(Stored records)
━━━━━━━━━━━━━━━━━━━━━━━━━━━━━━

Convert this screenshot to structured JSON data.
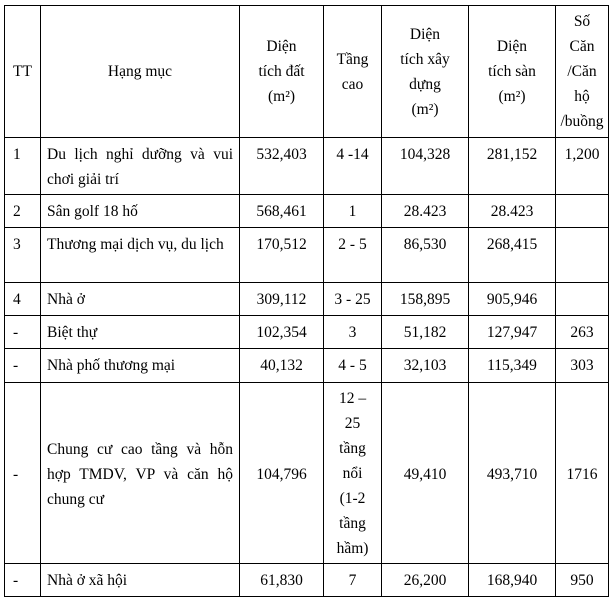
{
  "headers": {
    "tt": "TT",
    "hang_muc": "Hạng mục",
    "dien_tich_dat": [
      "Diện",
      "tích đất",
      "(m²)"
    ],
    "tang_cao": [
      "Tầng",
      "cao"
    ],
    "dien_tich_xay_dung": [
      "Diện",
      "tích xây",
      "dựng",
      "(m²)"
    ],
    "dien_tich_san": [
      "Diện",
      "tích sàn",
      "(m²)"
    ],
    "so_can": [
      "Số",
      "Căn",
      "/Căn",
      "hộ",
      "/buồng"
    ]
  },
  "rows": [
    {
      "tt": "1",
      "hang_muc": "Du lịch nghỉ dưỡng và vui chơi giải trí",
      "dat": "532,403",
      "tang": "4 -14",
      "xay_dung": "104,328",
      "san": "281,152",
      "can": "1,200"
    },
    {
      "tt": "2",
      "hang_muc": "Sân golf 18 hố",
      "dat": "568,461",
      "tang": "1",
      "xay_dung": "28.423",
      "san": "28.423",
      "can": ""
    },
    {
      "tt": "3",
      "hang_muc": "Thương mại dịch vụ, du lịch",
      "dat": "170,512",
      "tang": "2 - 5",
      "xay_dung": "86,530",
      "san": "268,415",
      "can": ""
    },
    {
      "tt": "4",
      "hang_muc": "Nhà ở",
      "dat": "309,112",
      "tang": "3 - 25",
      "xay_dung": "158,895",
      "san": "905,946",
      "can": ""
    },
    {
      "tt": "-",
      "hang_muc": "Biệt thự",
      "dat": "102,354",
      "tang": "3",
      "xay_dung": "51,182",
      "san": "127,947",
      "can": "263"
    },
    {
      "tt": "-",
      "hang_muc": "Nhà phố thương mại",
      "dat": "40,132",
      "tang": "4 - 5",
      "xay_dung": "32,103",
      "san": "115,349",
      "can": "303"
    },
    {
      "tt": "-",
      "hang_muc": "Chung cư cao tầng và hỗn hợp TMDV, VP và  căn hộ chung cư",
      "dat": "104,796",
      "tang": "12 – 25 tầng nổi (1-2 tầng hầm)",
      "xay_dung": "49,410",
      "san": "493,710",
      "can": "1716"
    },
    {
      "tt": "-",
      "hang_muc": "Nhà ở xã hội",
      "dat": "61,830",
      "tang": "7",
      "xay_dung": "26,200",
      "san": "168,940",
      "can": "950"
    }
  ]
}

━━━━━━━━━━━━━━━━━━━━━━━━━━━━━━

Instructions for the task:
Go over the data above and copy every line that has the word "lịch" in it.

Solved problem:
      "hang_muc": "Du lịch nghỉ dưỡng và vui chơi giải trí",
      "hang_muc": "Thương mại dịch vụ, du lịch",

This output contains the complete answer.